◆ Set exercise
Rewrite the material from the line containing "y-tick-label: 15570.000 [1896,681,1953,695]" through the line containing "x-tick-label: 26 Sep", putting "candlestick-body" in place of each "candle-body" and leaving everything else unchanged.

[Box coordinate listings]
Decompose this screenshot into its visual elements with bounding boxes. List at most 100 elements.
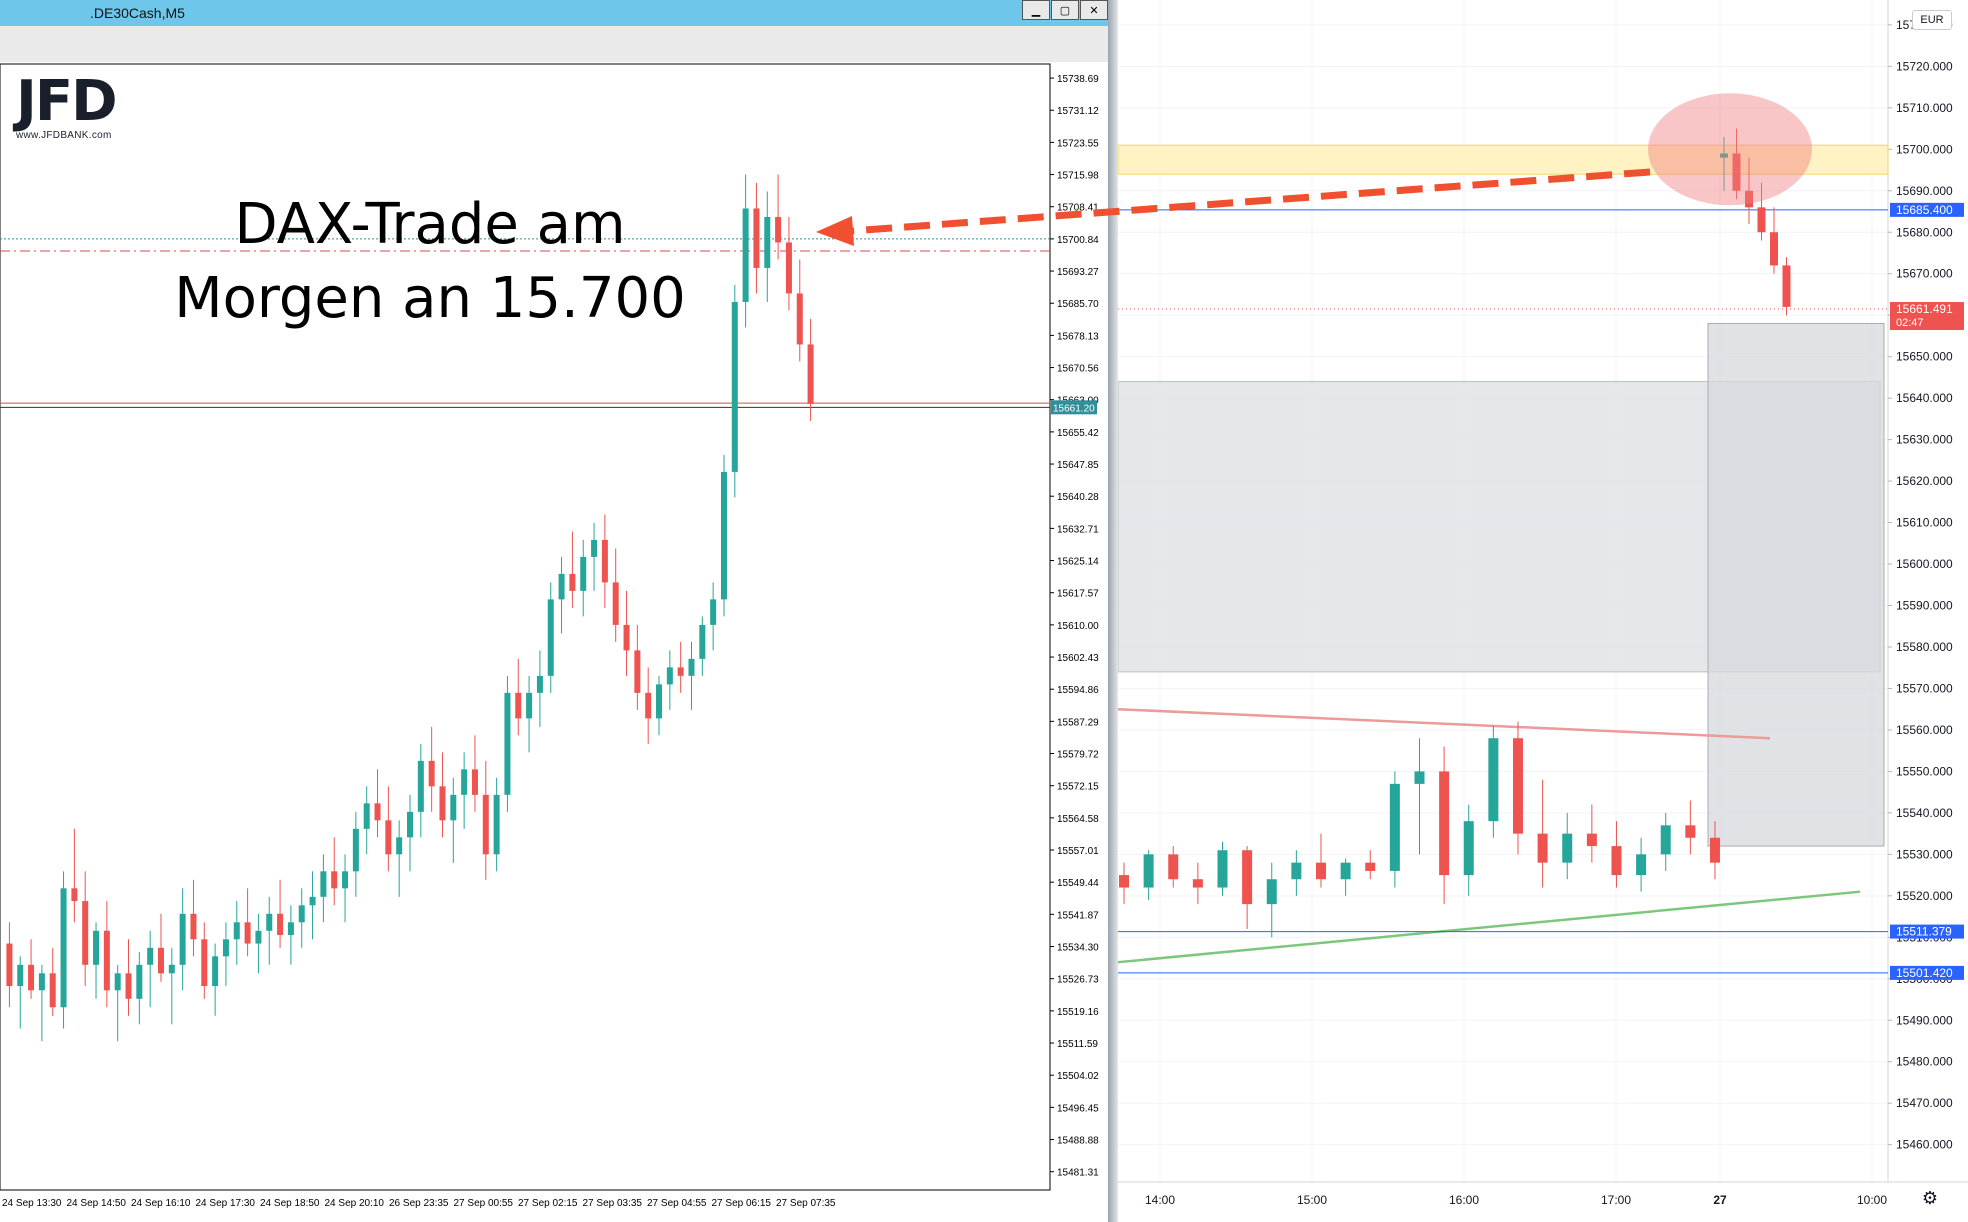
y-tick-label: 15570.000 [1896,681,1953,695]
y-tick-label: 15541.87 [1057,910,1099,921]
price-badge-15685: 15685.400 [1896,203,1953,217]
candle-body [1242,850,1253,905]
y-tick-label: 15640.28 [1057,492,1099,503]
y-tick-label: 15511.59 [1057,1039,1098,1050]
y-tick-label: 15530.000 [1896,847,1953,861]
candle-body [580,556,587,591]
y-tick-label: 15690.000 [1896,184,1953,198]
minimize-button[interactable]: ▁ [1022,0,1050,20]
candle-body [1685,825,1696,838]
candle-body [147,947,154,965]
price-badge-bg [1051,400,1097,415]
price-badge: 15661.20 [1053,403,1095,414]
y-tick-label: 15480.000 [1896,1055,1953,1069]
logo-url: www.JFDBANK.com [16,130,112,141]
x-tick-label: 14:00 [1145,1193,1175,1207]
x-tick-label: 24 Sep 17:30 [196,1198,256,1209]
candle-body [1636,854,1647,876]
y-tick-label: 15700.84 [1057,235,1099,246]
maximize-button[interactable]: ▢ [1051,0,1079,20]
candle-body [731,301,738,472]
y-tick-label: 15481.31 [1057,1168,1099,1179]
logo-text: JFD [16,69,118,134]
candle-body [645,692,652,719]
y-tick-label: 15632.71 [1057,524,1099,535]
candle-body [742,208,749,302]
candle-body [634,650,641,693]
y-tick-label: 15557.01 [1057,846,1099,857]
y-tick-label: 15488.88 [1057,1136,1099,1147]
candle-body [1611,846,1622,876]
y-tick-label: 15710.000 [1896,101,1953,115]
close-button[interactable]: ✕ [1080,0,1108,20]
candle-body [699,624,706,659]
candle-body [60,888,67,1008]
gear-icon[interactable]: ⚙ [1921,1188,1938,1208]
window-titlebar[interactable]: .DE30Cash,M5 ▁ ▢ ✕ [0,0,1108,26]
price-badge-15511: 15511.379 [1896,925,1952,939]
candle-body [266,913,273,931]
y-tick-label: 15519.16 [1057,1007,1099,1018]
candle-body [1217,850,1228,888]
candle-body [569,573,576,591]
y-tick-label: 15560.000 [1896,723,1953,737]
candle-body [114,973,121,991]
y-tick-label: 15572.15 [1057,782,1099,793]
candle-body [1660,825,1671,855]
candle-body [1586,833,1597,847]
candle-body [1389,783,1400,871]
annotation-line-1: DAX-Trade am [234,192,626,257]
y-tick-label: 15647.85 [1057,460,1099,471]
y-tick-label: 15549.44 [1057,878,1099,889]
x-tick-label: 27 Sep 04:55 [647,1198,707,1209]
candle-body [623,624,630,651]
y-tick-label: 15594.86 [1057,685,1099,696]
x-tick-label: 26 Sep 23:35 [389,1198,449,1209]
candle-body [298,905,305,923]
candle-body [471,769,478,795]
candle-body [71,888,78,902]
right-candlestick-chart[interactable]: 15730.00015720.00015710.00015700.0001569… [1108,0,1968,1222]
annotation-line-2: Morgen an 15.700 [174,266,686,331]
candle-body [1537,833,1548,863]
y-tick-label: 15715.98 [1057,171,1099,182]
left-candlestick-chart[interactable]: 15738.69 15731.12 15723.55 15715.98 15708.41… [0,0,1108,1222]
candle-body [591,539,598,557]
candle-body [1720,153,1728,158]
y-tick-label: 15617.57 [1057,589,1099,600]
candle-body [320,871,327,897]
price-badge-last: 15661.491 [1896,302,1953,316]
x-tick-label: 27 Sep 03:35 [583,1198,643,1209]
y-tick-label: 15700.000 [1896,142,1953,156]
candle-body [233,922,240,940]
candle-body [1562,833,1573,863]
y-tick-label: 15630.000 [1896,433,1953,447]
candle-body [1439,771,1450,876]
candle-body [201,939,208,987]
candle-body [255,930,262,944]
window-controls: ▁ ▢ ✕ [1021,0,1108,20]
candle-body [1512,738,1523,834]
support-trendline [1117,890,1861,964]
panel-divider [1108,0,1118,1222]
y-tick-label: 15723.55 [1057,138,1099,149]
candle-body [309,896,316,906]
price-badge-last-bg [1890,302,1964,331]
candle-body [82,901,89,965]
candle-body [1340,862,1351,880]
candle-body [1168,854,1179,880]
y-tick-label: 15738.69 [1057,74,1099,85]
x-tick-label: 27 Sep 02:15 [518,1198,578,1209]
candle-body [6,943,13,987]
y-tick-label: 15670.000 [1896,267,1953,281]
candle-body [1266,879,1277,905]
y-tick-label: 15655.42 [1057,428,1099,439]
highlight-circle [1648,93,1812,206]
projection-zone [1707,322,1885,847]
candle-body [363,803,370,829]
currency-select[interactable]: EUR [1912,10,1952,30]
candle-body [1757,207,1766,233]
candle-body [753,208,760,268]
y-tick-label: 15610.00 [1057,621,1099,632]
y-tick-label: 15496.45 [1057,1103,1099,1114]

◆ Solution for this task
y-tick-label: 15570.000 [1896,681,1953,695]
y-tick-label: 15541.87 [1057,910,1099,921]
price-badge-15685: 15685.400 [1896,203,1953,217]
candlestick-body [1242,850,1253,905]
y-tick-label: 15640.28 [1057,492,1099,503]
y-tick-label: 15511.59 [1057,1039,1098,1050]
y-tick-label: 15530.000 [1896,847,1953,861]
candlestick-body [580,556,587,591]
y-tick-label: 15690.000 [1896,184,1953,198]
minimize-button[interactable]: ▁ [1022,0,1050,20]
candlestick-body [1685,825,1696,838]
candlestick-body [147,947,154,965]
price-badge-bg [1051,400,1097,415]
price-badge: 15661.20 [1053,403,1095,414]
y-tick-label: 15480.000 [1896,1055,1953,1069]
logo-url: www.JFDBANK.com [16,130,112,141]
x-tick-label: 14:00 [1145,1193,1175,1207]
x-tick-label: 24 Sep 17:30 [196,1198,256,1209]
candlestick-body [1636,854,1647,876]
y-tick-label: 15700.84 [1057,235,1099,246]
maximize-button[interactable]: ▢ [1051,0,1079,20]
candlestick-body [731,301,738,472]
y-tick-label: 15481.31 [1057,1168,1099,1179]
logo-text: JFD [16,69,118,134]
candlestick-body [645,692,652,719]
y-tick-label: 15632.71 [1057,524,1099,535]
candlestick-body [742,208,749,302]
candlestick-body [634,650,641,693]
y-tick-label: 15557.01 [1057,846,1099,857]
y-tick-label: 15488.88 [1057,1136,1099,1147]
candlestick-body [1611,846,1622,876]
y-tick-label: 15710.000 [1896,101,1953,115]
close-button[interactable]: ✕ [1080,0,1108,20]
candlestick-body [699,624,706,659]
candlestick-body [60,888,67,1008]
gear-icon[interactable]: ⚙ [1921,1188,1938,1208]
window-titlebar[interactable]: .DE30Cash,M5 ▁ ▢ ✕ [0,0,1108,26]
price-badge-15511: 15511.379 [1896,925,1952,939]
candlestick-body [266,913,273,931]
y-tick-label: 15519.16 [1057,1007,1099,1018]
candlestick-body [1217,850,1228,888]
candlestick-body [569,573,576,591]
y-tick-label: 15560.000 [1896,723,1953,737]
candlestick-body [114,973,121,991]
y-tick-label: 15572.15 [1057,782,1099,793]
candlestick-body [1660,825,1671,855]
candlestick-body [1586,833,1597,847]
candlestick-body [1389,783,1400,871]
annotation-line-1: DAX-Trade am [234,192,626,257]
y-tick-label: 15647.85 [1057,460,1099,471]
y-tick-label: 15549.44 [1057,878,1099,889]
x-tick-label: 27 Sep 04:55 [647,1198,707,1209]
candlestick-body [623,624,630,651]
y-tick-label: 15594.86 [1057,685,1099,696]
x-tick-label: 26 Sep 23:35 [389,1198,449,1209]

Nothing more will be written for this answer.